• _Given problem_
Copy nothing but the text: reproduce each line of the listing exactly and leave the pictures out.

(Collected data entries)
▬▬▬▬▬▬▬▬▬▬

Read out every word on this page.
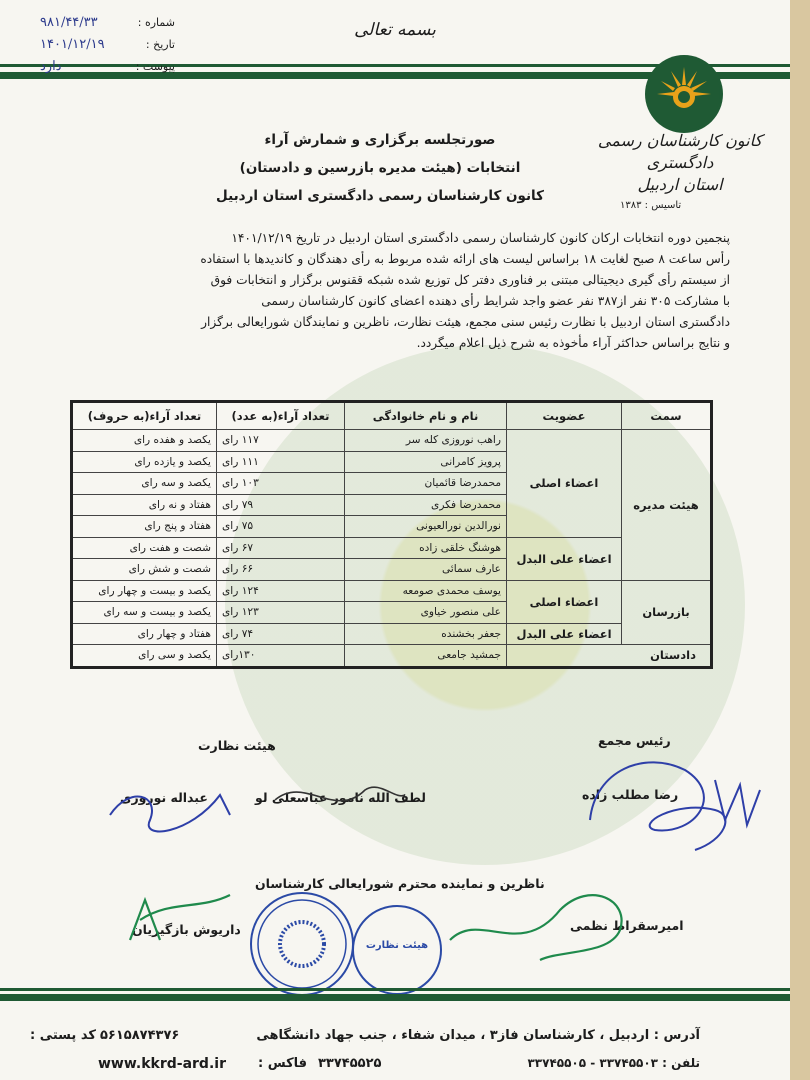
شماره :
۹۸۱/۴۴/۳۳
تاریخ :
۱۴۰۱/۱۲/۱۹
پیوست :
دارد
بسمه تعالی
کانون کارشناسان رسمی دادگستری
استان اردبیل
تاسیس : ۱۳۸۳
صورتجلسه برگزاری و شمارش آراء
انتخابات (هیئت مدیره بازرسین و دادستان)
کانون کارشناسان رسمی دادگستری استان اردبیل
پنجمین دوره انتخابات ارکان کانون کارشناسان رسمی دادگستری استان اردبیل در تاریخ ۱۴۰۱/۱۲/۱۹
رأس ساعت ۸ صبح لغایت ۱۸ براساس لیست های ارائه شده مربوط به رأی دهندگان و کاندیدها با استفاده
از سیستم رأی گیری دیجیتالی مبتنی بر فناوری دفتر کل توزیع شده شبکه ققنوس برگزار و انتخابات فوق
با مشارکت ۳۰۵ نفر از۳۸۷ نفر عضو واجد شرایط رأی دهنده اعضای کانون کارشناسان رسمی
دادگستری استان اردبیل با نظارت رئیس سنی مجمع، هیئت نظارت، ناظرین و نمایندگان شورایعالی برگزار
و نتایج براساس حداکثر آراء مأخوذه به شرح ذیل اعلام میگردد.
سمت	عضویت	نام و نام خانوادگی	تعداد آراء(به عدد)	تعداد آراء(به حروف)
هیئت مدیره	اعضاء اصلی	راهب نوروزی کله سر	۱۱۷ رای	یکصد و هفده رای
		پرویز کامرانی	۱۱۱ رای	یکصد و یازده رای
		محمدرضا قائمیان	۱۰۳ رای	یکصد و سه رای
		محمدرضا فکری	۷۹ رای	هفتاد و نه رای
		نورالدین نورالعیونی	۷۵ رای	هفتاد و پنج رای
	اعضاء علی البدل	هوشنگ خلقی زاده	۶۷ رای	شصت و هفت رای
		عارف سمائی	۶۶ رای	شصت و شش رای
بازرسان	اعضاء اصلی	یوسف محمدی صومعه	۱۲۴ رای	یکصد و بیست و چهار رای
		علی منصور خیاوی	۱۲۳ رای	یکصد و بیست و سه رای
	اعضاء علی البدل	جعفر بخشنده	۷۴ رای	هفتاد و چهار رای
دادستان		جمشید جامعی	۱۳۰رای	یکصد و سی رای
رئیس مجمع
رضا مطلب زاده
هیئت نظارت
لطف الله نامور عباسعلی لو
عبداله نوروزی
ناظرین و نماینده محترم شورایعالی کارشناسان
امیرسقراط نظمی
داریوش بازگیریان
هیئت نظارت
آدرس : اردبیل ، کارشناسان فاز۳ ، میدان شفاء ، جنب جهاد دانشگاهی
۵۶۱۵۸۷۴۳۷۶
کد پستی :
تلفن : ۳۳۷۴۵۵۰۳ - ۳۳۷۴۵۵۰۵
۳۳۷۴۵۵۲۵
فاکس :
www.kkrd-ard.ir
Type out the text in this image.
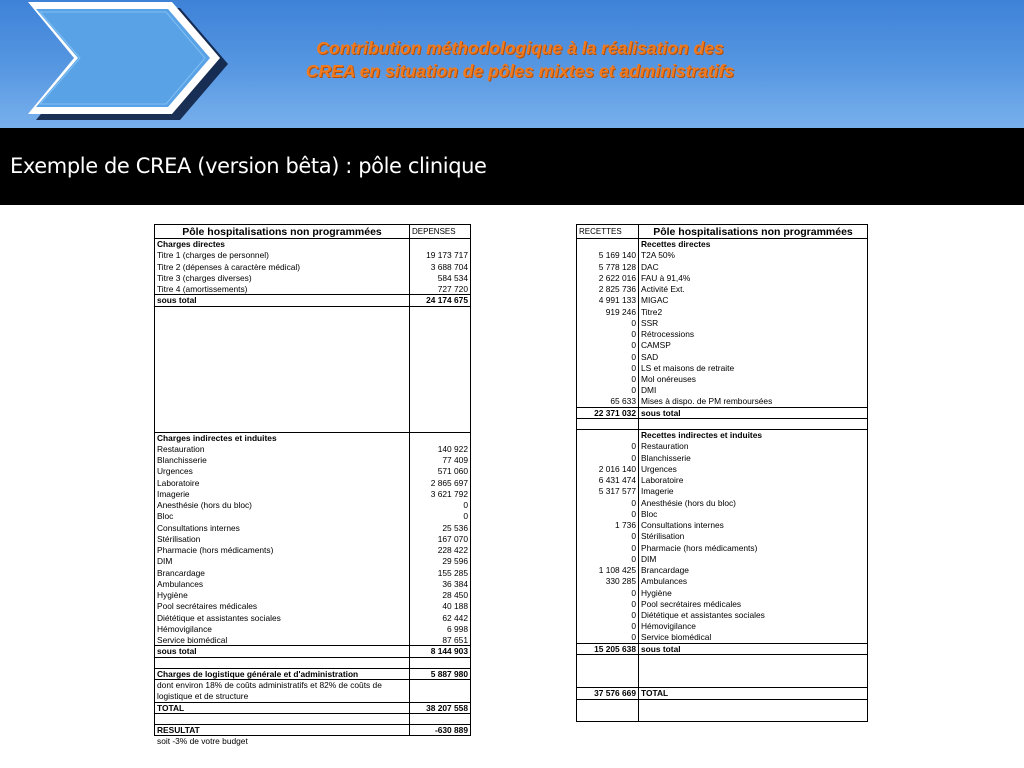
Contribution méthodologique à la réalisation des
CREA en situation de pôles mixtes et administratifs
Exemple de CREA (version bêta) : pôle clinique
Pôle hospitalisations non programmées	DEPENSES
Charges directes	
Titre 1 (charges de personnel)	19 173 717
Titre 2 (dépenses à caractère médical)	3 688 704
Titre 3 (charges diverses)	584 534
Titre 4 (amortissements)	727 720
sous total	24 174 675

Charges indirectes et induites	
Restauration	140 922
Blanchisserie	77 409
Urgences	571 060
Laboratoire	2 865 697
Imagerie	3 621 792
Anesthésie (hors du bloc)	0
Bloc	0
Consultations internes	25 536
Stérilisation	167 070
Pharmacie (hors médicaments)	228 422
DIM	29 596
Brancardage	155 285
Ambulances	36 384
Hygiène	28 450
Pool secrétaires médicales	40 188
Diététique et assistantes sociales	62 442
Hémovigilance	6 998
Service biomédical	87 651
sous total	8 144 903

Charges de logistique générale et d'administration	5 887 980
dont environ 18% de coûts administratifs et 82% de coûts de logistique et de structure	
TOTAL	38 207 558

RESULTAT	-630 889
RECETTES	Pôle hospitalisations non programmées
	Recettes directes
5 169 140	T2A 50%
5 778 128	DAC
2 622 016	FAU à 91,4%
2 825 736	Activité Ext.
4 991 133	MIGAC
919 246	Titre2
0	SSR
0	Rétrocessions
0	CAMSP
0	SAD
0	LS et maisons de retraite
0	Mol onéreuses
0	DMI
65 633	Mises à dispo. de PM remboursées
22 371 032	sous total

	Recettes indirectes et induites
0	Restauration
0	Blanchisserie
2 016 140	Urgences
6 431 474	Laboratoire
5 317 577	Imagerie
0	Anesthésie (hors du bloc)
0	Bloc
1 736	Consultations internes
0	Stérilisation
0	Pharmacie (hors médicaments)
0	DIM
1 108 425	Brancardage
330 285	Ambulances
0	Hygiène
0	Pool secrétaires médicales
0	Diététique et assistantes sociales
0	Hémovigilance
0	Service biomédical
15 205 638	sous total

37 576 669	TOTAL

soit -3% de votre budget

▬▬▬▬▬▬▬▬▬▬

• _Written answer_
Read out every word on this page.
شماره :
۹۸۱/۴۴/۳۳
تاریخ :
۱۴۰۱/۱۲/۱۹
پیوست :
دارد
بسمه تعالی
کانون کارشناسان رسمی دادگستری
استان اردبیل
تاسیس : ۱۳۸۳
صورتجلسه برگزاری و شمارش آراء
انتخابات (هیئت مدیره بازرسین و دادستان)
کانون کارشناسان رسمی دادگستری استان اردبیل
پنجمین دوره انتخابات ارکان کانون کارشناسان رسمی دادگستری استان اردبیل در تاریخ ۱۴۰۱/۱۲/۱۹
رأس ساعت ۸ صبح لغایت ۱۸ براساس لیست های ارائه شده مربوط به رأی دهندگان و کاندیدها با استفاده
از سیستم رأی گیری دیجیتالی مبتنی بر فناوری دفتر کل توزیع شده شبکه ققنوس برگزار و انتخابات فوق
با مشارکت ۳۰۵ نفر از۳۸۷ نفر عضو واجد شرایط رأی دهنده اعضای کانون کارشناسان رسمی
دادگستری استان اردبیل با نظارت رئیس سنی مجمع، هیئت نظارت، ناظرین و نمایندگان شورایعالی برگزار
و نتایج براساس حداکثر آراء مأخوذه به شرح ذیل اعلام میگردد.
سمت	عضویت	نام و نام خانوادگی	تعداد آراء(به عدد)	تعداد آراء(به حروف)
هیئت مدیره	اعضاء اصلی	راهب نوروزی کله سر	۱۱۷ رای	یکصد و هفده رای
		پرویز کامرانی	۱۱۱ رای	یکصد و یازده رای
		محمدرضا قائمیان	۱۰۳ رای	یکصد و سه رای
		محمدرضا فکری	۷۹ رای	هفتاد و نه رای
		نورالدین نورالعیونی	۷۵ رای	هفتاد و پنج رای
	اعضاء علی البدل	هوشنگ خلقی زاده	۶۷ رای	شصت و هفت رای
		عارف سمائی	۶۶ رای	شصت و شش رای
بازرسان	اعضاء اصلی	یوسف محمدی صومعه	۱۲۴ رای	یکصد و بیست و چهار رای
		علی منصور خیاوی	۱۲۳ رای	یکصد و بیست و سه رای
	اعضاء علی البدل	جعفر بخشنده	۷۴ رای	هفتاد و چهار رای
دادستان		جمشید جامعی	۱۳۰رای	یکصد و سی رای
رئیس مجمع
رضا مطلب زاده
هیئت نظارت
لطف الله نامور عباسعلی لو
عبداله نوروزی
ناظرین و نماینده محترم شورایعالی کارشناسان
امیرسقراط نظمی
داریوش بازگیریان
هیئت نظارت
آدرس : اردبیل ، کارشناسان فاز۳ ، میدان شفاء ، جنب جهاد دانشگاهی
۵۶۱۵۸۷۴۳۷۶
کد پستی :
تلفن : ۳۳۷۴۵۵۰۳ - ۳۳۷۴۵۵۰۵
۳۳۷۴۵۵۲۵
فاکس :
www.kkrd-ard.ir
Type out the text in this image.
Contribution méthodologique à la réalisation des
CREA en situation de pôles mixtes et administratifs
Exemple de CREA (version bêta) : pôle clinique
Pôle hospitalisations non programmées	DEPENSES
Charges directes	
Titre 1 (charges de personnel)	19 173 717
Titre 2 (dépenses à caractère médical)	3 688 704
Titre 3 (charges diverses)	584 534
Titre 4 (amortissements)	727 720
sous total	24 174 675

Charges indirectes et induites	
Restauration	140 922
Blanchisserie	77 409
Urgences	571 060
Laboratoire	2 865 697
Imagerie	3 621 792
Anesthésie (hors du bloc)	0
Bloc	0
Consultations internes	25 536
Stérilisation	167 070
Pharmacie (hors médicaments)	228 422
DIM	29 596
Brancardage	155 285
Ambulances	36 384
Hygiène	28 450
Pool secrétaires médicales	40 188
Diététique et assistantes sociales	62 442
Hémovigilance	6 998
Service biomédical	87 651
sous total	8 144 903

Charges de logistique générale et d'administration	5 887 980
dont environ 18% de coûts administratifs et 82% de coûts de logistique et de structure	
TOTAL	38 207 558

RESULTAT	-630 889
RECETTES	Pôle hospitalisations non programmées
	Recettes directes
5 169 140	T2A 50%
5 778 128	DAC
2 622 016	FAU à 91,4%
2 825 736	Activité Ext.
4 991 133	MIGAC
919 246	Titre2
0	SSR
0	Rétrocessions
0	CAMSP
0	SAD
0	LS et maisons de retraite
0	Mol onéreuses
0	DMI
65 633	Mises à dispo. de PM remboursées
22 371 032	sous total

	Recettes indirectes et induites
0	Restauration
0	Blanchisserie
2 016 140	Urgences
6 431 474	Laboratoire
5 317 577	Imagerie
0	Anesthésie (hors du bloc)
0	Bloc
1 736	Consultations internes
0	Stérilisation
0	Pharmacie (hors médicaments)
0	DIM
1 108 425	Brancardage
330 285	Ambulances
0	Hygiène
0	Pool secrétaires médicales
0	Diététique et assistantes sociales
0	Hémovigilance
0	Service biomédical
15 205 638	sous total

37 576 669	TOTAL

soit -3% de votre budget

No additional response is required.